→ **What you are asked to do**
Search the data below for the string "Highest". Extract every line that contains it.

|---|

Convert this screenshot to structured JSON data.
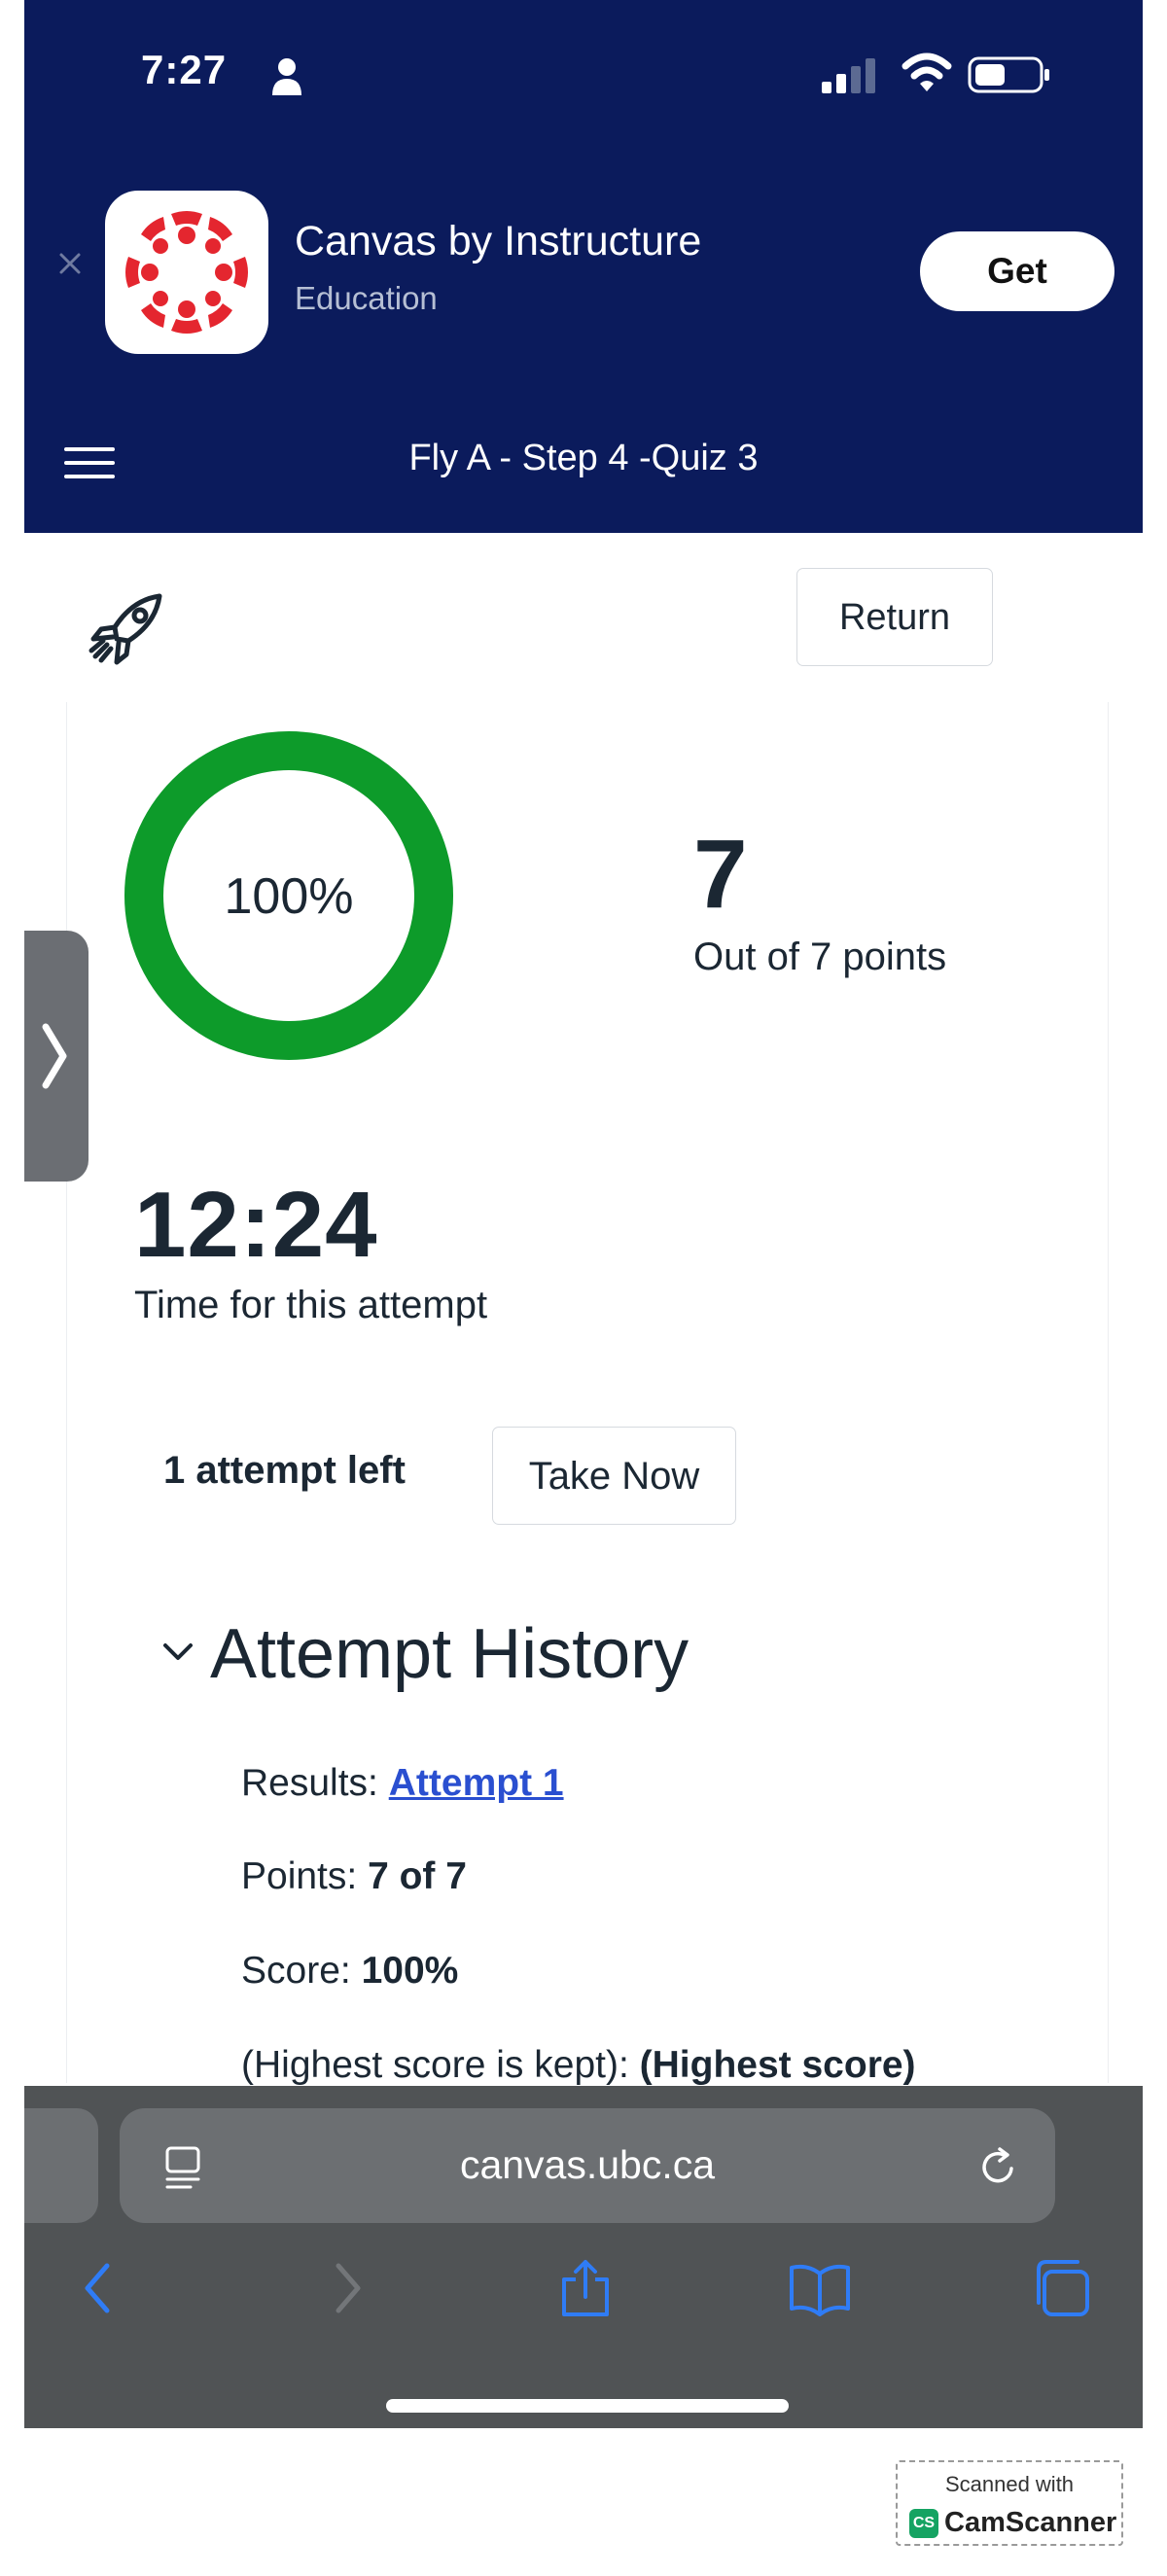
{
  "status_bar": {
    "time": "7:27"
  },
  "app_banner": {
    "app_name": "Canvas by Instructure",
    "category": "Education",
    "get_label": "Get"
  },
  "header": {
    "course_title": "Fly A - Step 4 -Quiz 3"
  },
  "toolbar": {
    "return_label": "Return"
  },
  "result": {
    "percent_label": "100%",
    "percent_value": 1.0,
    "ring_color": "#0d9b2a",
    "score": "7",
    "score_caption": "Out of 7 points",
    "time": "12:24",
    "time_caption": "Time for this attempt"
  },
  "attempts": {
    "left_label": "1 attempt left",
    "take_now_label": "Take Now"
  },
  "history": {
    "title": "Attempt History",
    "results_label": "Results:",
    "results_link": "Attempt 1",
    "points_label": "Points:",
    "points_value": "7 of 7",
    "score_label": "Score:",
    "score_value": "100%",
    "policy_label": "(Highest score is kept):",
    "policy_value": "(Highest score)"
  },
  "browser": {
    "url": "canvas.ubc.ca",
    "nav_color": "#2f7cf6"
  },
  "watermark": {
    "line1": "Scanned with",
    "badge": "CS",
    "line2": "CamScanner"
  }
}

|---|

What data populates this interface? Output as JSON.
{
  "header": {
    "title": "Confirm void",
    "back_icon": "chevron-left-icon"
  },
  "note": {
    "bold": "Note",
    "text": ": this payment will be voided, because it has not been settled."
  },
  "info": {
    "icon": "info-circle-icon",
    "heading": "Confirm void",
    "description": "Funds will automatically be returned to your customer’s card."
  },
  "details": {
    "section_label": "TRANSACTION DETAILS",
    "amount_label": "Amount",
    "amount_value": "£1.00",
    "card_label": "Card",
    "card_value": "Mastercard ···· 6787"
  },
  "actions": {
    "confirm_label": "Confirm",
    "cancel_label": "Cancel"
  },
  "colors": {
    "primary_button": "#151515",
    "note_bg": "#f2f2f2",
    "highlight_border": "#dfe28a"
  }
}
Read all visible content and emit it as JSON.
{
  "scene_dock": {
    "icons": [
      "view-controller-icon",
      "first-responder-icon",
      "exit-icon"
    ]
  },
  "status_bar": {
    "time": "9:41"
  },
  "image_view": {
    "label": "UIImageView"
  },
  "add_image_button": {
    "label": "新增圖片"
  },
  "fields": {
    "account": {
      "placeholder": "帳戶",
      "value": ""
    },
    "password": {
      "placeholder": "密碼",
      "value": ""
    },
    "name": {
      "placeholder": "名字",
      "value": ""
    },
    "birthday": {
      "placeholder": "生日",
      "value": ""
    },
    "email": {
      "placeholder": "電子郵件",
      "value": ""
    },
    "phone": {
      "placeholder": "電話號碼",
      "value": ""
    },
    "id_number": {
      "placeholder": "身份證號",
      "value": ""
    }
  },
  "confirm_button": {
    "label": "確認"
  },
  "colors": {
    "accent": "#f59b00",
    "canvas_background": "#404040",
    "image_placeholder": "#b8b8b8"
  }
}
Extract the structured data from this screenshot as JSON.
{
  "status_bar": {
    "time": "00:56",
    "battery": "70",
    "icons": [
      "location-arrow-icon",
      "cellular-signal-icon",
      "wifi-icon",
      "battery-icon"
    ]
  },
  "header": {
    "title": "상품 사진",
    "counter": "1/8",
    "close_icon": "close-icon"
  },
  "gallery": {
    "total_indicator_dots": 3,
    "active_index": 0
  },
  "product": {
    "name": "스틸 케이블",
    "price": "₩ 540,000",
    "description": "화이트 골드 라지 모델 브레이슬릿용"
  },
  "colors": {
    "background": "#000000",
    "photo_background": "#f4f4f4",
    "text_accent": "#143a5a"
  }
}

|---|

→ **Response to the exercise**
    "policy_label": "(Highest score is kept):",
    "policy_value": "(Highest score)"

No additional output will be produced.